**** Data listing

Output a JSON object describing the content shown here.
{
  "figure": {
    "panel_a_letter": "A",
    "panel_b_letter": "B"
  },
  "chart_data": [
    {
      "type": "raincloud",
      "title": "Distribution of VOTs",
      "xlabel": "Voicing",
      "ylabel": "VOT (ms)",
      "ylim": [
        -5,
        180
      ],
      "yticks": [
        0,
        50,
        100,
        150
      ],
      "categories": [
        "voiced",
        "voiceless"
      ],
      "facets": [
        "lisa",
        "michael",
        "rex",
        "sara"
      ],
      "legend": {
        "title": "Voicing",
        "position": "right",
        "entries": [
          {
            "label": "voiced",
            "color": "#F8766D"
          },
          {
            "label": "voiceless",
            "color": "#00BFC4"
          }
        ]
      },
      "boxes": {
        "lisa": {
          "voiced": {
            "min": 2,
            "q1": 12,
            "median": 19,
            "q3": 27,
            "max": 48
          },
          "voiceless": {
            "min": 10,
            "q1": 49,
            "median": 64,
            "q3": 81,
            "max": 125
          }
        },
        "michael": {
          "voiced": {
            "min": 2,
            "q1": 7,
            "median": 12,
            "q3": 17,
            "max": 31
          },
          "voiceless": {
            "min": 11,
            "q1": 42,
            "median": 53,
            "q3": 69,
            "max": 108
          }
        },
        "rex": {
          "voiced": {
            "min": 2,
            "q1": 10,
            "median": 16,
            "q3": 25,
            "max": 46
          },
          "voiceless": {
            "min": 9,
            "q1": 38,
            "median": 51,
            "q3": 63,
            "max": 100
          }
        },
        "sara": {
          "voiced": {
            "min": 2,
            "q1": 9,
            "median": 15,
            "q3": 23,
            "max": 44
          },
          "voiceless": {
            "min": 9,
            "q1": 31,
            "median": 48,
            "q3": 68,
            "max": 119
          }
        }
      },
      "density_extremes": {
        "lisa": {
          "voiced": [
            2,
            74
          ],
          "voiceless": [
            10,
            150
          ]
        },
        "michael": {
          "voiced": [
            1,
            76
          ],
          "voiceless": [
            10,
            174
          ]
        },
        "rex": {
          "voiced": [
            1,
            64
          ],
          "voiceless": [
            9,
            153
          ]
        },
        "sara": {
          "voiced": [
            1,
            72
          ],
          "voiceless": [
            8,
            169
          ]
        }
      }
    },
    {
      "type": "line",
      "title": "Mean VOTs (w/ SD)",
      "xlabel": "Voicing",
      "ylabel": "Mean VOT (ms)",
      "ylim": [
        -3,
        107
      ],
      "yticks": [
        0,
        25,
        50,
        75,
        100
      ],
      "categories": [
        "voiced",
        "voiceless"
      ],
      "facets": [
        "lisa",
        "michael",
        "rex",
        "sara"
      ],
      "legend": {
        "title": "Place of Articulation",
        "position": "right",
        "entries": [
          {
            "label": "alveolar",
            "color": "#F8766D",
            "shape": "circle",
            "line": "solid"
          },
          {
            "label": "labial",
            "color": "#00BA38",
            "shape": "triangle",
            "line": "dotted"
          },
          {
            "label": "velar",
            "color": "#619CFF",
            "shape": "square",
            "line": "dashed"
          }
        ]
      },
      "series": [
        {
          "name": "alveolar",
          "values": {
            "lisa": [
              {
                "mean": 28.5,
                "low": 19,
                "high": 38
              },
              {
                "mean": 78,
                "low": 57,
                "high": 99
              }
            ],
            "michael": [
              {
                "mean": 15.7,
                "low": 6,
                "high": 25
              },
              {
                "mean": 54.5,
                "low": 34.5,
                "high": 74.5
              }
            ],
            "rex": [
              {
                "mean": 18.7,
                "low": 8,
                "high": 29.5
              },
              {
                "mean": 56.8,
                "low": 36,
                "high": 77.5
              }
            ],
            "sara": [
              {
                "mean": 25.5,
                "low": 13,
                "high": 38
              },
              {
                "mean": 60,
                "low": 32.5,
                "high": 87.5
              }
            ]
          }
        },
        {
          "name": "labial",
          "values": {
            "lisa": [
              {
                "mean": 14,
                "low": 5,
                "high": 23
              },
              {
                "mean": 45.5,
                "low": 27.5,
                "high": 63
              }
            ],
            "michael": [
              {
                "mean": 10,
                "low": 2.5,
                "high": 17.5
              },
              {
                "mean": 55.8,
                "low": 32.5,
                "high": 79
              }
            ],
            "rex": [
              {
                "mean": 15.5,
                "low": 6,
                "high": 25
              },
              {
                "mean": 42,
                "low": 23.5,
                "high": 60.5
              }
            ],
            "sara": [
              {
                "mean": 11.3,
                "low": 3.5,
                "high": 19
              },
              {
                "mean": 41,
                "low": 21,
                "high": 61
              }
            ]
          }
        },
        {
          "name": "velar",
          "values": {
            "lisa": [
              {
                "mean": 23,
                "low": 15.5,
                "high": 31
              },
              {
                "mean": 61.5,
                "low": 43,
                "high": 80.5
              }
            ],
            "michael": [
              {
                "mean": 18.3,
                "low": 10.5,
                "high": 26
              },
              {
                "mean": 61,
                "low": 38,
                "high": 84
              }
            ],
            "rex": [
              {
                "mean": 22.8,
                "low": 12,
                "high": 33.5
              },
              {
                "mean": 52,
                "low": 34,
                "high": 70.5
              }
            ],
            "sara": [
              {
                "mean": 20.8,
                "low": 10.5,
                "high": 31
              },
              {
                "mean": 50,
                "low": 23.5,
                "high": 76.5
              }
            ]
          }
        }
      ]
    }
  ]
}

********

**Job**
Go through the records above and copy every line with the word "VOTs".

**Solution to this problem**
      "title": "Distribution of VOTs",
      "title": "Mean VOTs (w/ SD)",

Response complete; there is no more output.